INSTRUCTIONS FOR THE TASK: Transcribe the lines below verbatim, skipping the images.

RECORD EXCERPTS:
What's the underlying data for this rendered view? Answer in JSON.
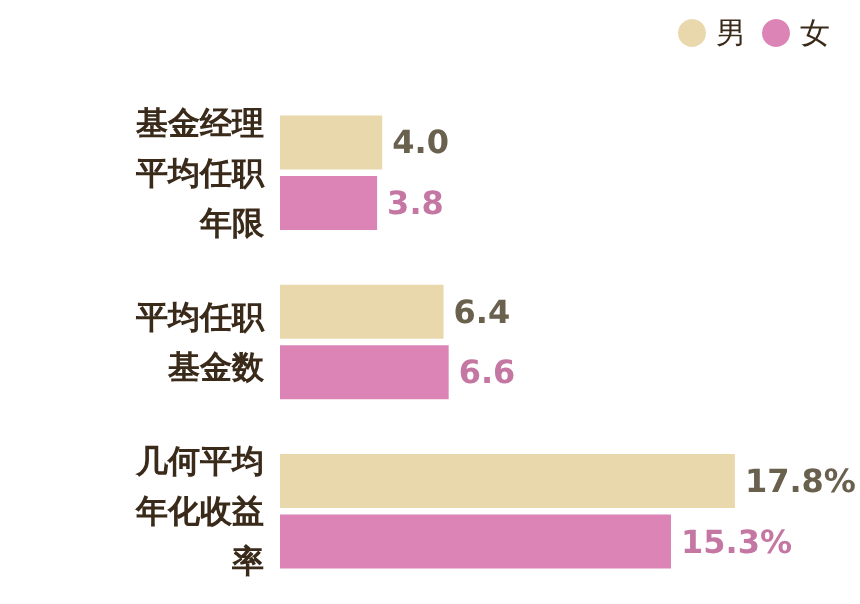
{
  "chart_data": {
    "type": "bar",
    "orientation": "horizontal",
    "categories": [
      "基金经理平均任职年限",
      "平均任职基金数",
      "几何平均年化收益率"
    ],
    "series": [
      {
        "name": "男",
        "color": "#ead8ad",
        "values": [
          4.0,
          6.4,
          17.8
        ],
        "value_labels": [
          "4.0",
          "6.4",
          "17.8%"
        ]
      },
      {
        "name": "女",
        "color": "#db84b5",
        "values": [
          3.8,
          6.6,
          15.3
        ],
        "value_labels": [
          "3.8",
          "6.6",
          "15.3%"
        ]
      }
    ],
    "legend": "top right"
  }
}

WRITTEN SOLUTION:
What's the underlying data for this rendered view? Answer in JSON.
{
  "chart_data": {
    "type": "bar",
    "orientation": "horizontal",
    "categories": [
      "基金经理平均任职年限",
      "平均任职基金数",
      "几何平均年化收益率"
    ],
    "series": [
      {
        "name": "男",
        "color": "#ead8ad",
        "values": [
          4.0,
          6.4,
          17.8
        ],
        "value_labels": [
          "4.0",
          "6.4",
          "17.8%"
        ]
      },
      {
        "name": "女",
        "color": "#db84b5",
        "values": [
          3.8,
          6.6,
          15.3
        ],
        "value_labels": [
          "3.8",
          "6.6",
          "15.3%"
        ]
      }
    ],
    "legend": "top right"
  }
}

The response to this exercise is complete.